Your task: Work out the number of lines with "numbers" in them. Reply with that number and no other words.

------

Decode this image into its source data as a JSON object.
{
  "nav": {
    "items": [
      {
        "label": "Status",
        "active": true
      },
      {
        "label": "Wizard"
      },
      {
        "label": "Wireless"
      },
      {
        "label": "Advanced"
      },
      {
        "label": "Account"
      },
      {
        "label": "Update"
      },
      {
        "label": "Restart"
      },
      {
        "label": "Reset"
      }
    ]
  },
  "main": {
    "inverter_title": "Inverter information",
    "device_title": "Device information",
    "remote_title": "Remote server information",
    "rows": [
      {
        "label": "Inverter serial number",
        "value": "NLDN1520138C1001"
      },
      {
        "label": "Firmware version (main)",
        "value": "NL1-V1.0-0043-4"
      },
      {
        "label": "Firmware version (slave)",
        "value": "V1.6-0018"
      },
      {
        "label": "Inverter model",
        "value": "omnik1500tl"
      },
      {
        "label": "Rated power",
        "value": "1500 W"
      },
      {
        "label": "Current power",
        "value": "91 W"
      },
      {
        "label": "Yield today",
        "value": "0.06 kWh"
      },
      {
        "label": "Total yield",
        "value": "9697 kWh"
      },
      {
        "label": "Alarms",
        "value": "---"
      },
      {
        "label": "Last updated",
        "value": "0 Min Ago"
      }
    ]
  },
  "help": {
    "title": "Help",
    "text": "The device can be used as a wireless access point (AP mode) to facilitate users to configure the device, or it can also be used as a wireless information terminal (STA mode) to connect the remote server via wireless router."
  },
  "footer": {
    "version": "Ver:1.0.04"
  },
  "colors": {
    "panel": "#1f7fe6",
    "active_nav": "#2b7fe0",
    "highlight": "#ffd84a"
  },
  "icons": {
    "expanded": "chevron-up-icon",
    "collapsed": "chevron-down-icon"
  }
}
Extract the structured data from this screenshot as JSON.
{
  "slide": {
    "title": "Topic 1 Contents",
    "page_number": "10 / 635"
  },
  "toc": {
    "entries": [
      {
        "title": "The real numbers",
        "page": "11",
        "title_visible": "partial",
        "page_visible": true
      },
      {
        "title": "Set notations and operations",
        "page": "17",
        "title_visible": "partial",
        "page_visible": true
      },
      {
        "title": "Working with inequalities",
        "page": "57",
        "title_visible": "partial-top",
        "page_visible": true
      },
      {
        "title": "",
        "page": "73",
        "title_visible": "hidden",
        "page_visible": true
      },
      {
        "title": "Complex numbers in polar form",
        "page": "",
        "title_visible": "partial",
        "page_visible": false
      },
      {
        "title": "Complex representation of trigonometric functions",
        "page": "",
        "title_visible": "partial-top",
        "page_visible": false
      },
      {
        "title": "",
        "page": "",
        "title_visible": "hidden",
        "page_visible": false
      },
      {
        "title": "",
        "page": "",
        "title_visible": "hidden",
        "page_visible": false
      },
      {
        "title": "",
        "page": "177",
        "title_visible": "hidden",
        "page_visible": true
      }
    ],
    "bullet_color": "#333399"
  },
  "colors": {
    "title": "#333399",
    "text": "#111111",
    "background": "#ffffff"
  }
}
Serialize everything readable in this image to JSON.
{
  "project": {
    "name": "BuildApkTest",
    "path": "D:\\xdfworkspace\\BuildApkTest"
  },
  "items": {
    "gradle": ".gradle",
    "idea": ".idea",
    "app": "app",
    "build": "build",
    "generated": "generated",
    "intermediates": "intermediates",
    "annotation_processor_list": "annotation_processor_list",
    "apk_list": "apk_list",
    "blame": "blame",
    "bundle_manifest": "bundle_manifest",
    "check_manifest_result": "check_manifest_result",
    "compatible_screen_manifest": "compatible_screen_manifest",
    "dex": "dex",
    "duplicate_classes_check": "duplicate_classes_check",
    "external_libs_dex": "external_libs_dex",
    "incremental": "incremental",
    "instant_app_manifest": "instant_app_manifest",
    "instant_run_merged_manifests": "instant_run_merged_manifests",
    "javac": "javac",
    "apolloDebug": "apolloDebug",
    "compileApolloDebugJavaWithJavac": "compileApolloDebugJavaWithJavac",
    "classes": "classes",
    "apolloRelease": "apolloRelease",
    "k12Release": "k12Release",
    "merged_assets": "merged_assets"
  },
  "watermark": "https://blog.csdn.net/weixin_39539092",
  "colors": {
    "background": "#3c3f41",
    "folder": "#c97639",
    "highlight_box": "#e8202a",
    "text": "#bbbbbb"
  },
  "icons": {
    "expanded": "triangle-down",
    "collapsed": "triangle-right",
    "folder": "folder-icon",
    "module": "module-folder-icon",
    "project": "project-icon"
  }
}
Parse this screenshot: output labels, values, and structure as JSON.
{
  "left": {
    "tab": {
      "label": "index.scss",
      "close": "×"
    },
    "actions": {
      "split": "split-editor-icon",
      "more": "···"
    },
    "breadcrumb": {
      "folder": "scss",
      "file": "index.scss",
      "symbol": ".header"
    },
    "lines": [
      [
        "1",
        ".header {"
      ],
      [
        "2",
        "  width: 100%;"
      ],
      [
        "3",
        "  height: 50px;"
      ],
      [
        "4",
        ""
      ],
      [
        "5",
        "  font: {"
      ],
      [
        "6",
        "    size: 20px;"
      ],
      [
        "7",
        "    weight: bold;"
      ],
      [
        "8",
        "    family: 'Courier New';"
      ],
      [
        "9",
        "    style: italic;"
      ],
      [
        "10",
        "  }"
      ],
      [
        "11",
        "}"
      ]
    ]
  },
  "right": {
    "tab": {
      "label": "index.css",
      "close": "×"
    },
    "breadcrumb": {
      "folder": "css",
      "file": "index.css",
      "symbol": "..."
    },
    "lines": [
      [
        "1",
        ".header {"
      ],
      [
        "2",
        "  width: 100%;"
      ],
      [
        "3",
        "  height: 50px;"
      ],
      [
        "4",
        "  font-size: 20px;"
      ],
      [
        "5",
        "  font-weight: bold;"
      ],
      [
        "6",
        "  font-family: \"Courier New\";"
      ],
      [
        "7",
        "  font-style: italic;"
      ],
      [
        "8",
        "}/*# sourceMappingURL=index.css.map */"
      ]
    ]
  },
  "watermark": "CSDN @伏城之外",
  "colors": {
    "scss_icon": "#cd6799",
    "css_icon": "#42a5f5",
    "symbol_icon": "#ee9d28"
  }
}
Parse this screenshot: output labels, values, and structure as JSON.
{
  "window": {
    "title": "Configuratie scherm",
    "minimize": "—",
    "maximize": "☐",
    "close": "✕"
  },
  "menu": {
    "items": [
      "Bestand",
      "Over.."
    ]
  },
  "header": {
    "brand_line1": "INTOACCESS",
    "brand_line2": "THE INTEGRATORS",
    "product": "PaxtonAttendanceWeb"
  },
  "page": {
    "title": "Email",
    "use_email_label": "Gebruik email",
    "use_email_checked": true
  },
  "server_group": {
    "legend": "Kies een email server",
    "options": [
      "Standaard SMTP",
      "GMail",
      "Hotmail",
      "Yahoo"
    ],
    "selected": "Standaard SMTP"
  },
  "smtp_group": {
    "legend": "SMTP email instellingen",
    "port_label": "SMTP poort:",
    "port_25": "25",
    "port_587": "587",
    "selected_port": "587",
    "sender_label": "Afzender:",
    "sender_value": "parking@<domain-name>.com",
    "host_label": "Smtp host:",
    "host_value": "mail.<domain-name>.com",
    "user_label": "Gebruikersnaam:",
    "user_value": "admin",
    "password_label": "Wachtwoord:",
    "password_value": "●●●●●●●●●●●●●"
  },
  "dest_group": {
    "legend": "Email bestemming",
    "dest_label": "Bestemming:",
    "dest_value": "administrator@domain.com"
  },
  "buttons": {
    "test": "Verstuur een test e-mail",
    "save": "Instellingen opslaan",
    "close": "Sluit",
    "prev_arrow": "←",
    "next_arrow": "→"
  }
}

------

Solution to this task: 2